Data for this exercise:
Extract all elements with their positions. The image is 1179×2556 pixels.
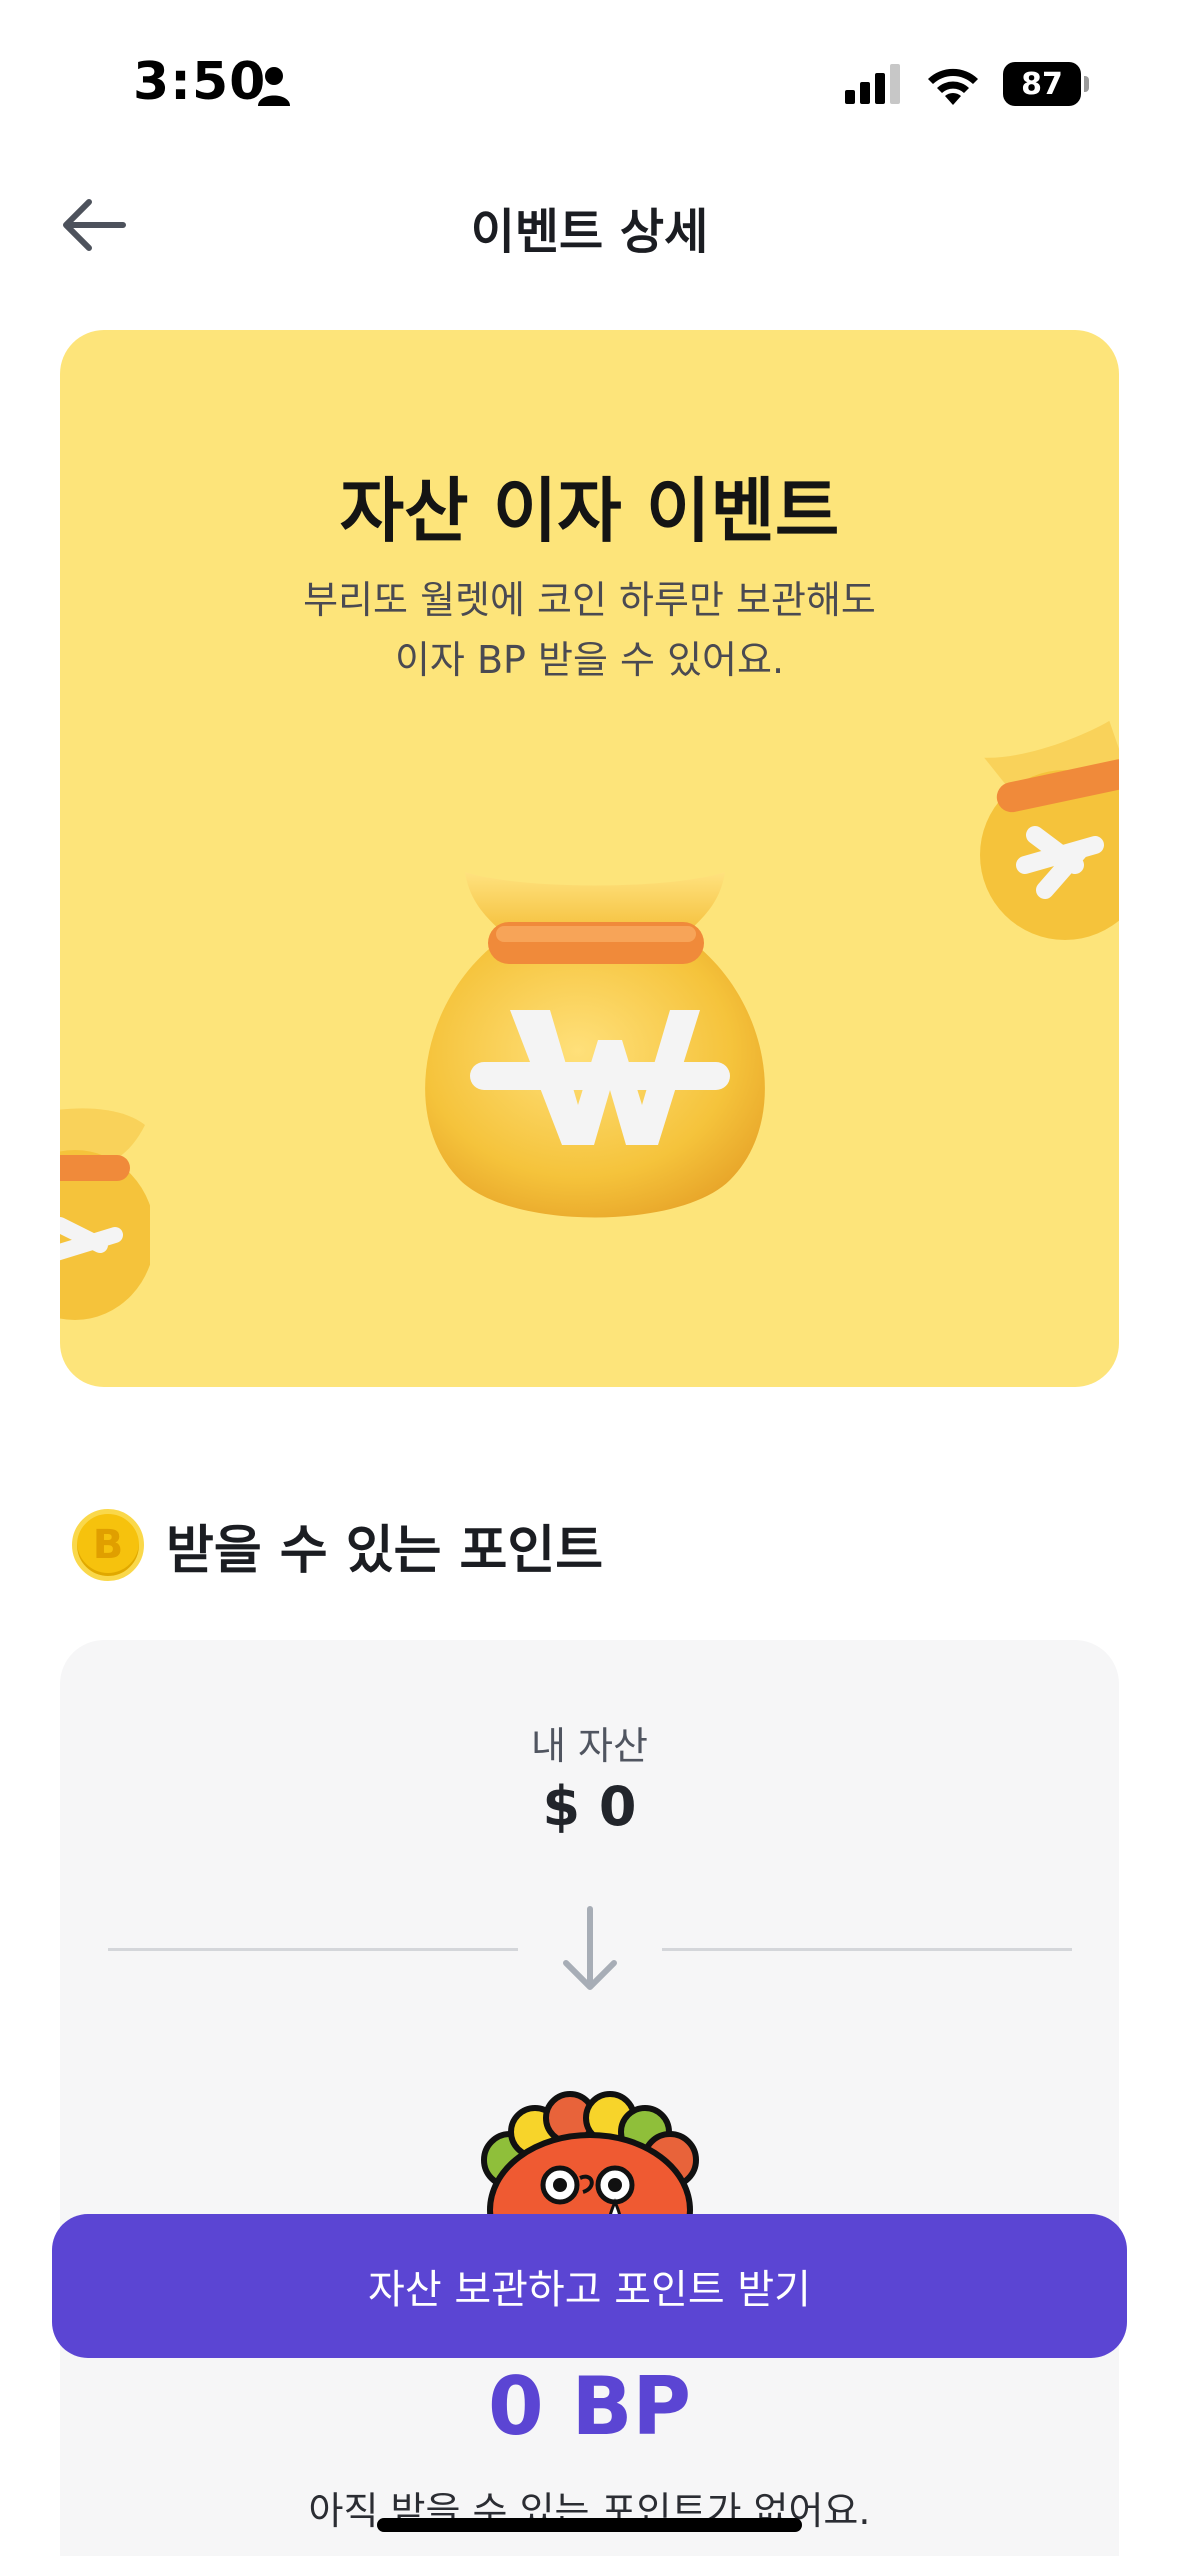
event-title: 자산 이자 이벤트: [339, 470, 840, 552]
points-section-header: B 받을 수 있는 포인트: [72, 1505, 603, 1585]
points-card: 내 자산 $ 0 0 BP 아직 받을 수 있는 포인트가 없어요.: [60, 1640, 1119, 2556]
money-bag-icon: [425, 872, 765, 1218]
money-bag-icon: [980, 720, 1119, 940]
event-detail-screen: 3:50 87 이벤트 상세 자산 이자 이벤트 부리또 월렛에 코인 하루만 …: [0, 0, 1179, 2556]
battery-icon: 87: [1003, 62, 1089, 106]
status-time: 3:50: [133, 52, 267, 112]
divider: [108, 1948, 518, 1951]
bp-coin-icon: B: [72, 1509, 144, 1581]
bp-coin-letter: B: [92, 1522, 124, 1568]
money-bag-icon: [60, 1108, 150, 1320]
page-title: 이벤트 상세: [470, 204, 709, 260]
event-subtitle-line2: 이자 BP 받을 수 있어요.: [394, 638, 785, 682]
my-asset-label: 내 자산: [531, 1724, 648, 1768]
my-asset-value: $ 0: [542, 1775, 637, 1838]
status-bar: 3:50 87: [0, 0, 1179, 170]
cellular-signal-icon: [845, 64, 900, 104]
section-title: 받을 수 있는 포인트: [166, 1520, 604, 1581]
arrow-down-icon: [563, 1906, 617, 1990]
battery-level: 87: [1021, 66, 1063, 102]
bp-value: 0 BP: [487, 2360, 692, 2453]
store-assets-get-points-button[interactable]: 자산 보관하고 포인트 받기: [52, 2214, 1127, 2358]
navigation-bar: 이벤트 상세: [0, 170, 1179, 280]
event-hero-card: 자산 이자 이벤트 부리또 월렛에 코인 하루만 보관해도 이자 BP 받을 수…: [60, 330, 1119, 1387]
person-icon: [258, 67, 290, 106]
event-subtitle-line1: 부리또 월렛에 코인 하루만 보관해도: [303, 578, 876, 622]
wifi-icon: [928, 68, 978, 105]
home-indicator[interactable]: [377, 2518, 802, 2532]
event-subtitle: 부리또 월렛에 코인 하루만 보관해도 이자 BP 받을 수 있어요.: [60, 570, 1119, 690]
status-indicators: 87: [845, 62, 1089, 106]
divider: [662, 1948, 1072, 1951]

Direction: Quote every entry above verbatim, from the first line to the last. Leave out the picture.

Full output:
Extract all elements with their positions. The image is 1179×2556 pixels.
event-title: 자산 이자 이벤트: [339, 470, 840, 552]
points-section-header: B 받을 수 있는 포인트: [72, 1505, 603, 1585]
points-card: 내 자산 $ 0 0 BP 아직 받을 수 있는 포인트가 없어요.: [60, 1640, 1119, 2556]
money-bag-icon: [425, 872, 765, 1218]
money-bag-icon: [980, 720, 1119, 940]
event-detail-screen: 3:50 87 이벤트 상세 자산 이자 이벤트 부리또 월렛에 코인 하루만 …: [0, 0, 1179, 2556]
battery-icon: 87: [1003, 62, 1089, 106]
status-time: 3:50: [133, 52, 267, 112]
divider: [108, 1948, 518, 1951]
bp-coin-icon: B: [72, 1509, 144, 1581]
bp-coin-letter: B: [92, 1522, 124, 1568]
money-bag-icon: [60, 1108, 150, 1320]
page-title: 이벤트 상세: [470, 204, 709, 260]
event-subtitle-line2: 이자 BP 받을 수 있어요.: [394, 638, 785, 682]
my-asset-label: 내 자산: [531, 1724, 648, 1768]
my-asset-value: $ 0: [542, 1775, 637, 1838]
status-bar: 3:50 87: [0, 0, 1179, 170]
cellular-signal-icon: [845, 64, 900, 104]
section-title: 받을 수 있는 포인트: [166, 1520, 604, 1581]
arrow-down-icon: [563, 1906, 617, 1990]
battery-level: 87: [1021, 66, 1063, 102]
bp-value: 0 BP: [487, 2360, 692, 2453]
store-assets-get-points-button[interactable]: 자산 보관하고 포인트 받기: [52, 2214, 1127, 2358]
navigation-bar: 이벤트 상세: [0, 170, 1179, 280]
event-hero-card: 자산 이자 이벤트 부리또 월렛에 코인 하루만 보관해도 이자 BP 받을 수…: [60, 330, 1119, 1387]
person-icon: [258, 67, 290, 106]
event-subtitle-line1: 부리또 월렛에 코인 하루만 보관해도: [303, 578, 876, 622]
wifi-icon: [928, 68, 978, 105]
home-indicator[interactable]: [377, 2518, 802, 2532]
event-subtitle: 부리또 월렛에 코인 하루만 보관해도 이자 BP 받을 수 있어요.: [60, 570, 1119, 690]
status-indicators: 87: [845, 62, 1089, 106]
divider: [662, 1948, 1072, 1951]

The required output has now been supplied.